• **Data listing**
########

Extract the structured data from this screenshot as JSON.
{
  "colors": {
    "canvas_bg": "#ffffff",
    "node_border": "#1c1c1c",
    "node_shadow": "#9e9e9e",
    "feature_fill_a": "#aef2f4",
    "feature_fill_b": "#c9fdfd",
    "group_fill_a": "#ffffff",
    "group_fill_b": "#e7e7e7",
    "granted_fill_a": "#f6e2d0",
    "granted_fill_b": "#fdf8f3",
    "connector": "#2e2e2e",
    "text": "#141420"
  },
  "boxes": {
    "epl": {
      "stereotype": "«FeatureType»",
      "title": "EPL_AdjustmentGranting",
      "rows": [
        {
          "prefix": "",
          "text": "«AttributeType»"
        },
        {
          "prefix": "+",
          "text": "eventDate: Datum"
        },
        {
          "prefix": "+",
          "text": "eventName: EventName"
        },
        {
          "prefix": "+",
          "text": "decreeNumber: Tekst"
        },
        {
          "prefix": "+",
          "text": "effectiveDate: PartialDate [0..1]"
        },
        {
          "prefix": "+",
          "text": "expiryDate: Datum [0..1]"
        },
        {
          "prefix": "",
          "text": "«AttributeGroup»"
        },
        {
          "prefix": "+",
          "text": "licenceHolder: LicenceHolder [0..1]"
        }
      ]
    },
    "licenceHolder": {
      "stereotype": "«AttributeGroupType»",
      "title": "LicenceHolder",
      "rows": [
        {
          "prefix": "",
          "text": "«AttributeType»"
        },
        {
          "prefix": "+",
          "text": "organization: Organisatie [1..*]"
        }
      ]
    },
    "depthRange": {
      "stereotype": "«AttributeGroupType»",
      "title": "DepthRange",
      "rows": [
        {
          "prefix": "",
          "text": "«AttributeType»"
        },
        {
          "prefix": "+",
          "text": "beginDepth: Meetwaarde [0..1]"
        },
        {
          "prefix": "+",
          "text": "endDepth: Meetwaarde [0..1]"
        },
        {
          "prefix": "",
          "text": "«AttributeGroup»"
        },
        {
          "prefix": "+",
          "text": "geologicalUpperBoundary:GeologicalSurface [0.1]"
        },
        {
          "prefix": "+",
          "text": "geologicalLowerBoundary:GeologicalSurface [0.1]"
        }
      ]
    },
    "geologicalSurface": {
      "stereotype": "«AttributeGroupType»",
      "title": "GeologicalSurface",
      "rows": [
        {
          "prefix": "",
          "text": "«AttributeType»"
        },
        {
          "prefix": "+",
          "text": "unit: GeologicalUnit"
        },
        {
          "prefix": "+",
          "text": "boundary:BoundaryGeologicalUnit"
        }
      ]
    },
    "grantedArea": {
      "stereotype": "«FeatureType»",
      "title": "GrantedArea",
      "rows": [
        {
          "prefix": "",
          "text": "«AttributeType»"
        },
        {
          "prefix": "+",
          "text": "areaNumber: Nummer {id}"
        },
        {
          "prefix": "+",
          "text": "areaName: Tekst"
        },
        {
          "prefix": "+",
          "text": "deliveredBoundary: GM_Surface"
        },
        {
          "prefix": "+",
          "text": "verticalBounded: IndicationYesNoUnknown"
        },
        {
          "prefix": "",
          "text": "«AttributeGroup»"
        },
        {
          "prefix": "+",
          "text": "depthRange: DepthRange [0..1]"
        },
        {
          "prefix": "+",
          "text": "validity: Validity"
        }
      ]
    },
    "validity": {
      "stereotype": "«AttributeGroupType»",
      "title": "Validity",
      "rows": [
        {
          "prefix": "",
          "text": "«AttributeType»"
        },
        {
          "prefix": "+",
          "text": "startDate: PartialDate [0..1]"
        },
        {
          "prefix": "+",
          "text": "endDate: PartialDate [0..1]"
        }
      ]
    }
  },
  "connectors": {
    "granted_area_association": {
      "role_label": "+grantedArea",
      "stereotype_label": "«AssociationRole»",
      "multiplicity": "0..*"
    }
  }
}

########

Tally up how many lines in the preceding listing contain the word "title". Give nothing but the number.

6